Instructions to follow:
Find the line containing "Extract the structured", then print it and each following line through the end of the records, exactly and with nothing added; leave out any pictures.
━━━ Items ━━━
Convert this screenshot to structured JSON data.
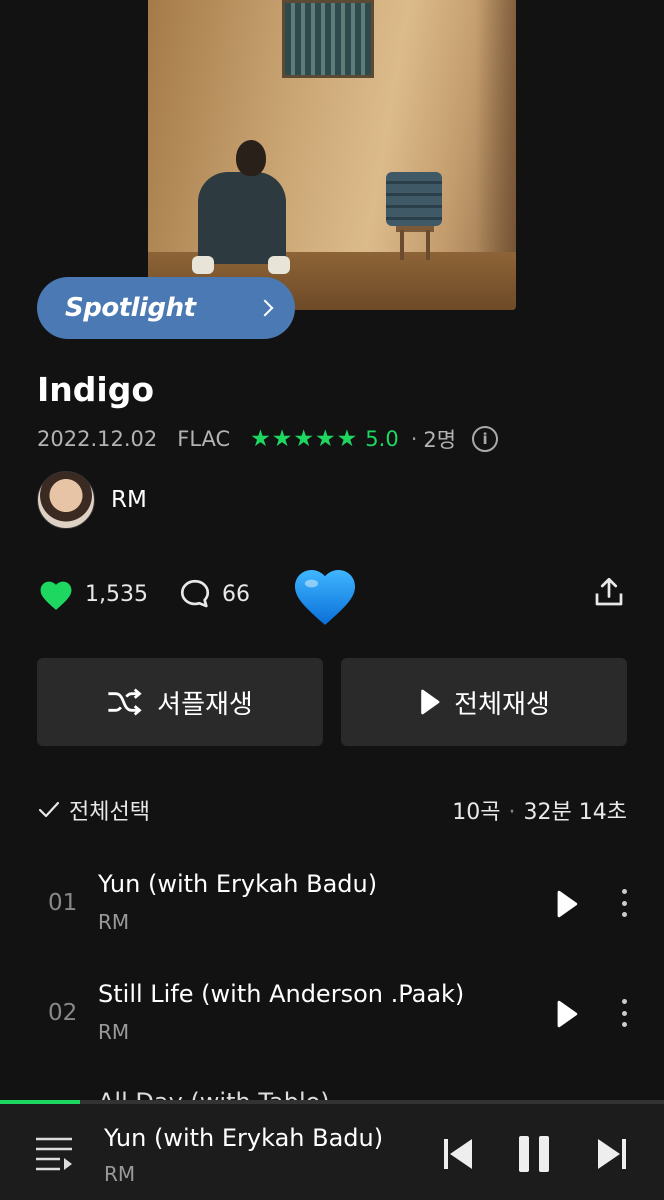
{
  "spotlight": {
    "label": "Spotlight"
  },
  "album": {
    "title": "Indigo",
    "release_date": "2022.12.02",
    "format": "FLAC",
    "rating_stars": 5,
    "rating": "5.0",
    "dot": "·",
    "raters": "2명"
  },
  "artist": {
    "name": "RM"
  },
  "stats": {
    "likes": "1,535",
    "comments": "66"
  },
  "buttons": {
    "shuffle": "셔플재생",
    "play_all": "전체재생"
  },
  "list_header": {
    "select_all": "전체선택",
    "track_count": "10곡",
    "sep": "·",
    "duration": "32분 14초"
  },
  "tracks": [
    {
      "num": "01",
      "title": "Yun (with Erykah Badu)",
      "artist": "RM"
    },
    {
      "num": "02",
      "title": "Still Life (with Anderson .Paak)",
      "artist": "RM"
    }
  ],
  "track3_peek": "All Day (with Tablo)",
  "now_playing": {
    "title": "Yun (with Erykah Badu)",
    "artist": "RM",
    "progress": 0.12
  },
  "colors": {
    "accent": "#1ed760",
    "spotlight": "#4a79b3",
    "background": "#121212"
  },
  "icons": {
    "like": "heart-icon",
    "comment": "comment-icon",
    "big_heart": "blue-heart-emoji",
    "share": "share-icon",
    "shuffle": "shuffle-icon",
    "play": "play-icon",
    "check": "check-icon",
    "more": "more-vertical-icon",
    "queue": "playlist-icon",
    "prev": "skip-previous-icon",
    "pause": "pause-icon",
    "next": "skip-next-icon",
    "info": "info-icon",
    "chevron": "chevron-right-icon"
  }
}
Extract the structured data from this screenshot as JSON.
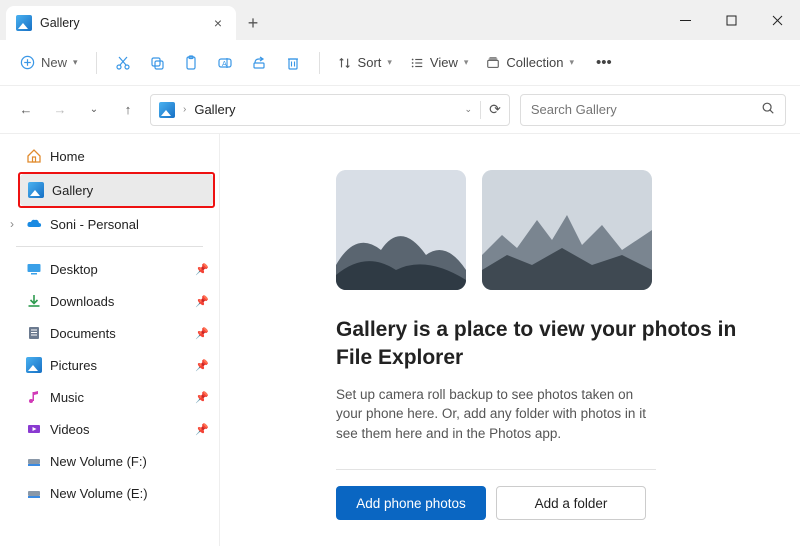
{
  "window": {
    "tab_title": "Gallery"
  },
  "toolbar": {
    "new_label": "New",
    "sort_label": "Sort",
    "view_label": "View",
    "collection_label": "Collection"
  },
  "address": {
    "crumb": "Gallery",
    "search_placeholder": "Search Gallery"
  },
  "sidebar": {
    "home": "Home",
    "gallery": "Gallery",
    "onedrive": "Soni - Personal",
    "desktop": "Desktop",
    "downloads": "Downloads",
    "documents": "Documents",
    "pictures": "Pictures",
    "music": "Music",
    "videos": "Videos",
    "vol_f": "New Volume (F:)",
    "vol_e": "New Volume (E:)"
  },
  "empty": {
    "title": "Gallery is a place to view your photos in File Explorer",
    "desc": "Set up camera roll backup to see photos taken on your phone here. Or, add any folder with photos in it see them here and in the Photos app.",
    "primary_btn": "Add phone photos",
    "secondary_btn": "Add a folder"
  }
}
━━━
Answer to the problem:
Extract the structured data from this screenshot as JSON.
{
  "window": {
    "tab_title": "Gallery"
  },
  "toolbar": {
    "new_label": "New",
    "sort_label": "Sort",
    "view_label": "View",
    "collection_label": "Collection"
  },
  "address": {
    "crumb": "Gallery",
    "search_placeholder": "Search Gallery"
  },
  "sidebar": {
    "home": "Home",
    "gallery": "Gallery",
    "onedrive": "Soni - Personal",
    "desktop": "Desktop",
    "downloads": "Downloads",
    "documents": "Documents",
    "pictures": "Pictures",
    "music": "Music",
    "videos": "Videos",
    "vol_f": "New Volume (F:)",
    "vol_e": "New Volume (E:)"
  },
  "empty": {
    "title": "Gallery is a place to view your photos in File Explorer",
    "desc": "Set up camera roll backup to see photos taken on your phone here. Or, add any folder with photos in it see them here and in the Photos app.",
    "primary_btn": "Add phone photos",
    "secondary_btn": "Add a folder"
  }
}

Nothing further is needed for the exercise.